→ Given data
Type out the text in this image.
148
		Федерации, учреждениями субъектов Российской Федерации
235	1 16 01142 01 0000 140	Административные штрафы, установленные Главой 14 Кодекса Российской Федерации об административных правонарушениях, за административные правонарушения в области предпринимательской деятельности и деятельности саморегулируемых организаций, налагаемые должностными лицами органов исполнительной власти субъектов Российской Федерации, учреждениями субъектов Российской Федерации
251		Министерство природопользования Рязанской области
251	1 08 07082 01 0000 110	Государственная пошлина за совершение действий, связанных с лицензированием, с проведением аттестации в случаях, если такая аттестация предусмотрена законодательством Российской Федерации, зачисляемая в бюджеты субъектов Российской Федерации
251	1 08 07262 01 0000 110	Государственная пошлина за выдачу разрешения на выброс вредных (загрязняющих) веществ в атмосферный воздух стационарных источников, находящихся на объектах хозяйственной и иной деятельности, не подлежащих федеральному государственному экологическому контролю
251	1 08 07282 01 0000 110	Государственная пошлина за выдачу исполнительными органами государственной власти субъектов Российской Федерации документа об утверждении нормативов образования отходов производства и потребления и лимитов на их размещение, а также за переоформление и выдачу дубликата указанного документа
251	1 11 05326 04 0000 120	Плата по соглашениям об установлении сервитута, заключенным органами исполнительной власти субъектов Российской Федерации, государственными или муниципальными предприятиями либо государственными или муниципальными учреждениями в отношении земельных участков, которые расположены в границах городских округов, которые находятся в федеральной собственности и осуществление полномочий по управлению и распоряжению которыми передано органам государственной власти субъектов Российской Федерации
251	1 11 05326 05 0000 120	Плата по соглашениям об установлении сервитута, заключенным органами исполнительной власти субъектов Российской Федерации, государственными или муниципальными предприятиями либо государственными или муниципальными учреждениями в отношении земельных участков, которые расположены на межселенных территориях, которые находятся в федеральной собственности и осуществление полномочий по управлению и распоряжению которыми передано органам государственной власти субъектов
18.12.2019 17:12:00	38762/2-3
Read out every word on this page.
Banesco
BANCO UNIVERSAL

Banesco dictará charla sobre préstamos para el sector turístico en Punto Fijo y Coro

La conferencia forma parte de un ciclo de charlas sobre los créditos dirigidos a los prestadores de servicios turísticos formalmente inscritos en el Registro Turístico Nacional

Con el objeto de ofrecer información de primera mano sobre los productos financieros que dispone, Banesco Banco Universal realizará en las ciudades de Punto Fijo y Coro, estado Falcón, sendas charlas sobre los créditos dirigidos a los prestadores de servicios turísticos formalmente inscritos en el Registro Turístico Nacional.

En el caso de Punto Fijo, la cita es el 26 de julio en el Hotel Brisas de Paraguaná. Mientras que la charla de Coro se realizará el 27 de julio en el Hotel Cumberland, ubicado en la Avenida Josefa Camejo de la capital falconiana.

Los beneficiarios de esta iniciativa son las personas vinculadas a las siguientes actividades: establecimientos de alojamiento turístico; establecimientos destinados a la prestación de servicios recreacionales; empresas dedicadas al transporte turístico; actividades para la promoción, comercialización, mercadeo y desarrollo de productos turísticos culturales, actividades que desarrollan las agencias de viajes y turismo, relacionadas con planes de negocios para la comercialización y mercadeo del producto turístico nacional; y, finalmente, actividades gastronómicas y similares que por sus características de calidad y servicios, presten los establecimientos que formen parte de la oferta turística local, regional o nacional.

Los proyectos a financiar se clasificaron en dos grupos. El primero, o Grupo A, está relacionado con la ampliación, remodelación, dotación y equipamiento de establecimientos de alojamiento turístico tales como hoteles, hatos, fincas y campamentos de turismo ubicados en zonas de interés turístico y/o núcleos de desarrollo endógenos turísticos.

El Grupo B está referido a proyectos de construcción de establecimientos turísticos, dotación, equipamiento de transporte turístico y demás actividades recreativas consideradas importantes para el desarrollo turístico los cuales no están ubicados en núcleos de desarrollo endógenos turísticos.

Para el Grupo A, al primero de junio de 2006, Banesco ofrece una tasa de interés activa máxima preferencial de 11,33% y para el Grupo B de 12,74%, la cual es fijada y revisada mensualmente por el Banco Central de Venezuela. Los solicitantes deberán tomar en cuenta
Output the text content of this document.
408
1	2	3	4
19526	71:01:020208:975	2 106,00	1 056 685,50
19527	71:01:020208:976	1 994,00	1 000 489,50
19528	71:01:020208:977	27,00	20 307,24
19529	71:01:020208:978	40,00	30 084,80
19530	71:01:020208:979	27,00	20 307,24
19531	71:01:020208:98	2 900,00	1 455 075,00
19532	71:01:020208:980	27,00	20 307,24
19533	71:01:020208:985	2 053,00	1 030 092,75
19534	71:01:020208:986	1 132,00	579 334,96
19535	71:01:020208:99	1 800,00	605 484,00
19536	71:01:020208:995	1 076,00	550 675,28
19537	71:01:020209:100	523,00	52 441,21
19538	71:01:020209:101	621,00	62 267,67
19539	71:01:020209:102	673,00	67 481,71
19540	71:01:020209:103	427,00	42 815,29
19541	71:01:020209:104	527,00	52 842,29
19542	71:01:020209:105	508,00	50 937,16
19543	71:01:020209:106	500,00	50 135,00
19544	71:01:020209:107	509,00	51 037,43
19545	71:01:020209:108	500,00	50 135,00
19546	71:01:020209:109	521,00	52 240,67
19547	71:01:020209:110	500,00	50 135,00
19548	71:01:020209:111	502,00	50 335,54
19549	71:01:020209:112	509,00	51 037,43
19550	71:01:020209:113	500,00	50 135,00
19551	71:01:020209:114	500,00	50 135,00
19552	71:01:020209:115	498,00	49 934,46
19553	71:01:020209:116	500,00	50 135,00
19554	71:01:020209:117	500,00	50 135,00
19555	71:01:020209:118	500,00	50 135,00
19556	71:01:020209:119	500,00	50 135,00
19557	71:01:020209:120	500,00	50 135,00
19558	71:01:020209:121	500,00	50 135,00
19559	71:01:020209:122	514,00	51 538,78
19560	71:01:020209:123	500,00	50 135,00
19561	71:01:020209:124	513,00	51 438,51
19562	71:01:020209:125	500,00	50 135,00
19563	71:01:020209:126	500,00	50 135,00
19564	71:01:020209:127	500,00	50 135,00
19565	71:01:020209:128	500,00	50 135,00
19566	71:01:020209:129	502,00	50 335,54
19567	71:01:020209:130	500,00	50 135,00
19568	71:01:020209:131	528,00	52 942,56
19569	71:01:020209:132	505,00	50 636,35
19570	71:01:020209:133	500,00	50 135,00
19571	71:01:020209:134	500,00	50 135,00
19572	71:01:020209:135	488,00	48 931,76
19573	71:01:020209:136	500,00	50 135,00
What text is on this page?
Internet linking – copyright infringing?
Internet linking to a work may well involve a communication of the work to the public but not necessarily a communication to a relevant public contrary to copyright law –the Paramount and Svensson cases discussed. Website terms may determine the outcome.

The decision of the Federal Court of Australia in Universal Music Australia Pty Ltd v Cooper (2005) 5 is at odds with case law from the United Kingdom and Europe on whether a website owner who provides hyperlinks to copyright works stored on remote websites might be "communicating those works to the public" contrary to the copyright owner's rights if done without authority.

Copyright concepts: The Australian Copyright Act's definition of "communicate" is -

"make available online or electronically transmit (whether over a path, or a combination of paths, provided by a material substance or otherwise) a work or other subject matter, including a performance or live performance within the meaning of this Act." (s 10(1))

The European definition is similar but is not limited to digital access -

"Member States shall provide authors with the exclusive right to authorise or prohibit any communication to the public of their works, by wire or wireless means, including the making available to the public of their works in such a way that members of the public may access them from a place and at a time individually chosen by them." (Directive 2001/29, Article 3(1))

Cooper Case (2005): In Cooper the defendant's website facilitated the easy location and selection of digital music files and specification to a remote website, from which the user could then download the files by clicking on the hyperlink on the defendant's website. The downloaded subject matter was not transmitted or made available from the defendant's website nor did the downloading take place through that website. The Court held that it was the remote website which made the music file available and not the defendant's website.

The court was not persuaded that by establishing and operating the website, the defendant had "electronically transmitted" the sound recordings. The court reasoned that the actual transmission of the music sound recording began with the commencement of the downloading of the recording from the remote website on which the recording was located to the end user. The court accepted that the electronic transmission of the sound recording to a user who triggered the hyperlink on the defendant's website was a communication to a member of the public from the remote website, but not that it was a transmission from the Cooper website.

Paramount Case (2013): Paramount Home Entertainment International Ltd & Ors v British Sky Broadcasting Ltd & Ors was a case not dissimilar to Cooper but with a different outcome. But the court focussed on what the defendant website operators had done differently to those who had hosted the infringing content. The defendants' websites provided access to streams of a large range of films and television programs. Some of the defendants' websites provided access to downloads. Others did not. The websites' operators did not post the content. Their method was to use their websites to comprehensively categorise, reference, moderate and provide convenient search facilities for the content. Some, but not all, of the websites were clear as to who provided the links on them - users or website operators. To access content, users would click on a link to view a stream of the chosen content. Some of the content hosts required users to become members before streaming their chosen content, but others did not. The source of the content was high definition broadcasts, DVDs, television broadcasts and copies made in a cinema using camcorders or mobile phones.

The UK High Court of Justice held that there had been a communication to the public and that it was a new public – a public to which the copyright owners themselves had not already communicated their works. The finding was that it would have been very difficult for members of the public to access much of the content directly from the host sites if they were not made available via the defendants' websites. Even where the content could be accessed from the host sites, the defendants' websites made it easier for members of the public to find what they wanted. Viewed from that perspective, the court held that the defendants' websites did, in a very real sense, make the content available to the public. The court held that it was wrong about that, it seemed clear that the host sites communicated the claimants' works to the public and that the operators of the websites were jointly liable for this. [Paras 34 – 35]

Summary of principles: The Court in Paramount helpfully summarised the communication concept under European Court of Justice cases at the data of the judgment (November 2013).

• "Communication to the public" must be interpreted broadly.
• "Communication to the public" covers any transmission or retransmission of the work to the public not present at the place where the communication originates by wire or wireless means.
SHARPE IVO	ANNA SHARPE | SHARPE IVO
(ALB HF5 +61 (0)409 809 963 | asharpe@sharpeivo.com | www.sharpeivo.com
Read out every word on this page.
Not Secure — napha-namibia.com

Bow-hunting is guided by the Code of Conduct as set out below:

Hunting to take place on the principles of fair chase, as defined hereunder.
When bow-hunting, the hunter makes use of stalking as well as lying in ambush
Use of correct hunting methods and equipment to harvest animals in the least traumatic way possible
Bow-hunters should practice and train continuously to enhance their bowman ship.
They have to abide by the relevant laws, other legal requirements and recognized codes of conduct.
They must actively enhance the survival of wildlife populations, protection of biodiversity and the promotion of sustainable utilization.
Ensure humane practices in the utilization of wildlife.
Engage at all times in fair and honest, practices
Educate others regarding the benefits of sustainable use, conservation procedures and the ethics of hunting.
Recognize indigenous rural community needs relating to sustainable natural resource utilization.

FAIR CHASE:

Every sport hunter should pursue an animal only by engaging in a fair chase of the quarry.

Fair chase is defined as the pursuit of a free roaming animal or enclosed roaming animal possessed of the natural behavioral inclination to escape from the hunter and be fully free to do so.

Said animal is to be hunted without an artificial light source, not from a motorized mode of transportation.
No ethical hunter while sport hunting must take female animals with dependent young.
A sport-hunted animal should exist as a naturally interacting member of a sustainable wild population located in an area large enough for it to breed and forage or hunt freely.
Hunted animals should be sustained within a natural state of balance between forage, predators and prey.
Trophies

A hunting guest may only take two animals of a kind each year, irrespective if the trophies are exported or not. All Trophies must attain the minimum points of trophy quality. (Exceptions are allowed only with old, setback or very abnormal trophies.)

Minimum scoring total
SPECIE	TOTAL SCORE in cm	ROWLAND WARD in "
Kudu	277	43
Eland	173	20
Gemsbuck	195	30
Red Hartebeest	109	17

→ The task
Check each line of the data above for the word "forage" and say how many lines have it. Give the number alone.

→ Reply to the exercise
2